- **Task objective**: Reproduce each line of the material precisely.
☆ ☆ ☆
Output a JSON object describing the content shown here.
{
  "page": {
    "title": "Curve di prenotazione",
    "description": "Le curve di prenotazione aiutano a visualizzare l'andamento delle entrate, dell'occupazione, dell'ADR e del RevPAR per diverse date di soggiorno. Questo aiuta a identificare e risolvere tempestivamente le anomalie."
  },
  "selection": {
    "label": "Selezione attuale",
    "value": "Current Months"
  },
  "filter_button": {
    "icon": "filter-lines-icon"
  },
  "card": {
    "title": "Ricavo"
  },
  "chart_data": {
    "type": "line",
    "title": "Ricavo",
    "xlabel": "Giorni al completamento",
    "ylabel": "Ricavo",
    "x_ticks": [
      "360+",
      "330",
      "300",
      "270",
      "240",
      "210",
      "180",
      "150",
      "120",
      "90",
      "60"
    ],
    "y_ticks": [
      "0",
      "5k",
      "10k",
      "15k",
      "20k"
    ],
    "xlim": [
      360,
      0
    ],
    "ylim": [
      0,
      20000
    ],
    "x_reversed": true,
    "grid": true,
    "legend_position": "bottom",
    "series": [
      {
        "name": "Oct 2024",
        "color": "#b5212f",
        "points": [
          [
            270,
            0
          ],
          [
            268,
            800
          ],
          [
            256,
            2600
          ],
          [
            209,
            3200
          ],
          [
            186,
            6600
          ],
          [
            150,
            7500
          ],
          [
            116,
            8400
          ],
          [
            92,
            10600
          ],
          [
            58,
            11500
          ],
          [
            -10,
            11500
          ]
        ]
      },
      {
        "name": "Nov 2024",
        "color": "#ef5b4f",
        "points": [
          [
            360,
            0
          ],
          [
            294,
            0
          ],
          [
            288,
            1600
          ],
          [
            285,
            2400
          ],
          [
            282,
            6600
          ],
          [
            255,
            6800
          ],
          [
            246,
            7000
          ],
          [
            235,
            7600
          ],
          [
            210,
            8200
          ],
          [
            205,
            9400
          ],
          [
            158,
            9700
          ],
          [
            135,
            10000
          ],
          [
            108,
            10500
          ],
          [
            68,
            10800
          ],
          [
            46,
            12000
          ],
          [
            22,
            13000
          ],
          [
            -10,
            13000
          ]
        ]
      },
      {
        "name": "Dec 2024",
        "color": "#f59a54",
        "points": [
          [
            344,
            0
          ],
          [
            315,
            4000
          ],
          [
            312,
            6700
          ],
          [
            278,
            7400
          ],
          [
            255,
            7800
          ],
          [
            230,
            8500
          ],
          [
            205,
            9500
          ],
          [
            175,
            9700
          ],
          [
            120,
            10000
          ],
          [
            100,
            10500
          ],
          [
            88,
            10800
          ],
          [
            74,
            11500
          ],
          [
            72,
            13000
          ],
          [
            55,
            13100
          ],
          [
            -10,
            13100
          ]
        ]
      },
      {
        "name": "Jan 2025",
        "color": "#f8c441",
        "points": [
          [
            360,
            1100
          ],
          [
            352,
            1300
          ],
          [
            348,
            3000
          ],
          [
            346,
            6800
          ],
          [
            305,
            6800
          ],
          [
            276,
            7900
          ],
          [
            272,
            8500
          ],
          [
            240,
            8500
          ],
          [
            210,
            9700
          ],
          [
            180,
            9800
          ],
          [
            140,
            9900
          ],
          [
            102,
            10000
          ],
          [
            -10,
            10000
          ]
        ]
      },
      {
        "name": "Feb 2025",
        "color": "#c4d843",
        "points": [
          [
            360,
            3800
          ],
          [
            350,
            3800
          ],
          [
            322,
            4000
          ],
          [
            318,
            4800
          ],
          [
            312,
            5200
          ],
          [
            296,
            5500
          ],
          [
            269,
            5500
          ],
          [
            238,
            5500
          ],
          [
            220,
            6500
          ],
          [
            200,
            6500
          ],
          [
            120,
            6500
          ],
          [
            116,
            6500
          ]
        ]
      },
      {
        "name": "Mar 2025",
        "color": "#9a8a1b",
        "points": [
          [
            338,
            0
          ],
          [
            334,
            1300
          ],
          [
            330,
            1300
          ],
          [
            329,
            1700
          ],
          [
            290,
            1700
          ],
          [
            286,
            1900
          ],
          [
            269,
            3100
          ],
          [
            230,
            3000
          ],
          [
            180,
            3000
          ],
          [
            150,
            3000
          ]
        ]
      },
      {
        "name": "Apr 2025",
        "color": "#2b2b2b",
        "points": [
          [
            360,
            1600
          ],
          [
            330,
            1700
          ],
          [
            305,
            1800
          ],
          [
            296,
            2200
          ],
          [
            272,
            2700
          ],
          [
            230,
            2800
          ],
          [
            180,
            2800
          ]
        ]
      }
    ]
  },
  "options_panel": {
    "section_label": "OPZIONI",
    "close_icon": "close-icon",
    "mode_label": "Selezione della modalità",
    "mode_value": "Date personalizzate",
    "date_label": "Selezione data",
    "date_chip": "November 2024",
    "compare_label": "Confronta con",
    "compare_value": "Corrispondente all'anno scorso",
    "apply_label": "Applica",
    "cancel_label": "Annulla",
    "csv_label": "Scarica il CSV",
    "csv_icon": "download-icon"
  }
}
☆ ☆ ☆
- **Exercise answer**:
Output a JSON object describing the content shown here.
{
  "page": {
    "title": "Curve di prenotazione",
    "description": "Le curve di prenotazione aiutano a visualizzare l'andamento delle entrate, dell'occupazione, dell'ADR e del RevPAR per diverse date di soggiorno. Questo aiuta a identificare e risolvere tempestivamente le anomalie."
  },
  "selection": {
    "label": "Selezione attuale",
    "value": "Current Months"
  },
  "filter_button": {
    "icon": "filter-lines-icon"
  },
  "card": {
    "title": "Ricavo"
  },
  "chart_data": {
    "type": "line",
    "title": "Ricavo",
    "xlabel": "Giorni al completamento",
    "ylabel": "Ricavo",
    "x_ticks": [
      "360+",
      "330",
      "300",
      "270",
      "240",
      "210",
      "180",
      "150",
      "120",
      "90",
      "60"
    ],
    "y_ticks": [
      "0",
      "5k",
      "10k",
      "15k",
      "20k"
    ],
    "xlim": [
      360,
      0
    ],
    "ylim": [
      0,
      20000
    ],
    "x_reversed": true,
    "grid": true,
    "legend_position": "bottom",
    "series": [
      {
        "name": "Oct 2024",
        "color": "#b5212f",
        "points": [
          [
            270,
            0
          ],
          [
            268,
            800
          ],
          [
            256,
            2600
          ],
          [
            209,
            3200
          ],
          [
            186,
            6600
          ],
          [
            150,
            7500
          ],
          [
            116,
            8400
          ],
          [
            92,
            10600
          ],
          [
            58,
            11500
          ],
          [
            -10,
            11500
          ]
        ]
      },
      {
        "name": "Nov 2024",
        "color": "#ef5b4f",
        "points": [
          [
            360,
            0
          ],
          [
            294,
            0
          ],
          [
            288,
            1600
          ],
          [
            285,
            2400
          ],
          [
            282,
            6600
          ],
          [
            255,
            6800
          ],
          [
            246,
            7000
          ],
          [
            235,
            7600
          ],
          [
            210,
            8200
          ],
          [
            205,
            9400
          ],
          [
            158,
            9700
          ],
          [
            135,
            10000
          ],
          [
            108,
            10500
          ],
          [
            68,
            10800
          ],
          [
            46,
            12000
          ],
          [
            22,
            13000
          ],
          [
            -10,
            13000
          ]
        ]
      },
      {
        "name": "Dec 2024",
        "color": "#f59a54",
        "points": [
          [
            344,
            0
          ],
          [
            315,
            4000
          ],
          [
            312,
            6700
          ],
          [
            278,
            7400
          ],
          [
            255,
            7800
          ],
          [
            230,
            8500
          ],
          [
            205,
            9500
          ],
          [
            175,
            9700
          ],
          [
            120,
            10000
          ],
          [
            100,
            10500
          ],
          [
            88,
            10800
          ],
          [
            74,
            11500
          ],
          [
            72,
            13000
          ],
          [
            55,
            13100
          ],
          [
            -10,
            13100
          ]
        ]
      },
      {
        "name": "Jan 2025",
        "color": "#f8c441",
        "points": [
          [
            360,
            1100
          ],
          [
            352,
            1300
          ],
          [
            348,
            3000
          ],
          [
            346,
            6800
          ],
          [
            305,
            6800
          ],
          [
            276,
            7900
          ],
          [
            272,
            8500
          ],
          [
            240,
            8500
          ],
          [
            210,
            9700
          ],
          [
            180,
            9800
          ],
          [
            140,
            9900
          ],
          [
            102,
            10000
          ],
          [
            -10,
            10000
          ]
        ]
      },
      {
        "name": "Feb 2025",
        "color": "#c4d843",
        "points": [
          [
            360,
            3800
          ],
          [
            350,
            3800
          ],
          [
            322,
            4000
          ],
          [
            318,
            4800
          ],
          [
            312,
            5200
          ],
          [
            296,
            5500
          ],
          [
            269,
            5500
          ],
          [
            238,
            5500
          ],
          [
            220,
            6500
          ],
          [
            200,
            6500
          ],
          [
            120,
            6500
          ],
          [
            116,
            6500
          ]
        ]
      },
      {
        "name": "Mar 2025",
        "color": "#9a8a1b",
        "points": [
          [
            338,
            0
          ],
          [
            334,
            1300
          ],
          [
            330,
            1300
          ],
          [
            329,
            1700
          ],
          [
            290,
            1700
          ],
          [
            286,
            1900
          ],
          [
            269,
            3100
          ],
          [
            230,
            3000
          ],
          [
            180,
            3000
          ],
          [
            150,
            3000
          ]
        ]
      },
      {
        "name": "Apr 2025",
        "color": "#2b2b2b",
        "points": [
          [
            360,
            1600
          ],
          [
            330,
            1700
          ],
          [
            305,
            1800
          ],
          [
            296,
            2200
          ],
          [
            272,
            2700
          ],
          [
            230,
            2800
          ],
          [
            180,
            2800
          ]
        ]
      }
    ]
  },
  "options_panel": {
    "section_label": "OPZIONI",
    "close_icon": "close-icon",
    "mode_label": "Selezione della modalità",
    "mode_value": "Date personalizzate",
    "date_label": "Selezione data",
    "date_chip": "November 2024",
    "compare_label": "Confronta con",
    "compare_value": "Corrispondente all'anno scorso",
    "apply_label": "Applica",
    "cancel_label": "Annulla",
    "csv_label": "Scarica il CSV",
    "csv_icon": "download-icon"
  }
}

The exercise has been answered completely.